Data records:
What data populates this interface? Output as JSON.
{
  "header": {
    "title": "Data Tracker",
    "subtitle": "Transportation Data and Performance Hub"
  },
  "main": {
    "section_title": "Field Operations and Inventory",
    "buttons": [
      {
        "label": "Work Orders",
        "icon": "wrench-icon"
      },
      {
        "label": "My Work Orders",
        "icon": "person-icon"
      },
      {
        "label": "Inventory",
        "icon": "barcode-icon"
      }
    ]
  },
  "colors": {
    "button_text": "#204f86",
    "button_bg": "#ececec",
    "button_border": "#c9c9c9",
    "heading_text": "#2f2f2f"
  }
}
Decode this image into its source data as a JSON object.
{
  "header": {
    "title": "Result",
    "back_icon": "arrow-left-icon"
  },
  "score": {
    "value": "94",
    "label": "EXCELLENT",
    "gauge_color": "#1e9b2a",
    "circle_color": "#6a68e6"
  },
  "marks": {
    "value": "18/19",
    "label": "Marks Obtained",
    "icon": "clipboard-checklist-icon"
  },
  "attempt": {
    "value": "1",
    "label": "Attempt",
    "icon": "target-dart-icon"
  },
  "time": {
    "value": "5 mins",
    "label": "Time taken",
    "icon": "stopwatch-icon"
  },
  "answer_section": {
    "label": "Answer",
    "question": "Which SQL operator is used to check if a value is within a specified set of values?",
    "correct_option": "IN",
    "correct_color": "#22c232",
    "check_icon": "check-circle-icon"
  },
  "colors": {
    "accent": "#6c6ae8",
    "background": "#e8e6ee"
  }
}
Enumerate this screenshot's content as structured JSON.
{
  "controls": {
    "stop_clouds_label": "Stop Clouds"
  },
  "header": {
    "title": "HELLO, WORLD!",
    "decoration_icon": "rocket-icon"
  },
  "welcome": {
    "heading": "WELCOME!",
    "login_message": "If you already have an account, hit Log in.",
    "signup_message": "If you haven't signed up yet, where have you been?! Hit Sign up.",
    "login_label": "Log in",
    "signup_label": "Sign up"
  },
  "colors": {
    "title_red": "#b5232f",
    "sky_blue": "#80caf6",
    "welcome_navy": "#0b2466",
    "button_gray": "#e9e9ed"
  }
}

• PROBLEM STATEMENT: Reproduce the final stretch of the data above: every line from the one holding "Decode this image" through the end, inclusive, exactly as written and nothing else.

• ANSWER FOR THIS EXERCISE:
Decode this image into its source data as a JSON object.
{
  "header": {
    "title": "Result",
    "back_icon": "arrow-left-icon"
  },
  "score": {
    "value": "94",
    "label": "EXCELLENT",
    "gauge_color": "#1e9b2a",
    "circle_color": "#6a68e6"
  },
  "marks": {
    "value": "18/19",
    "label": "Marks Obtained",
    "icon": "clipboard-checklist-icon"
  },
  "attempt": {
    "value": "1",
    "label": "Attempt",
    "icon": "target-dart-icon"
  },
  "time": {
    "value": "5 mins",
    "label": "Time taken",
    "icon": "stopwatch-icon"
  },
  "answer_section": {
    "label": "Answer",
    "question": "Which SQL operator is used to check if a value is within a specified set of values?",
    "correct_option": "IN",
    "correct_color": "#22c232",
    "check_icon": "check-circle-icon"
  },
  "colors": {
    "accent": "#6c6ae8",
    "background": "#e8e6ee"
  }
}
Enumerate this screenshot's content as structured JSON.
{
  "controls": {
    "stop_clouds_label": "Stop Clouds"
  },
  "header": {
    "title": "HELLO, WORLD!",
    "decoration_icon": "rocket-icon"
  },
  "welcome": {
    "heading": "WELCOME!",
    "login_message": "If you already have an account, hit Log in.",
    "signup_message": "If you haven't signed up yet, where have you been?! Hit Sign up.",
    "login_label": "Log in",
    "signup_label": "Sign up"
  },
  "colors": {
    "title_red": "#b5232f",
    "sky_blue": "#80caf6",
    "welcome_navy": "#0b2466",
    "button_gray": "#e9e9ed"
  }
}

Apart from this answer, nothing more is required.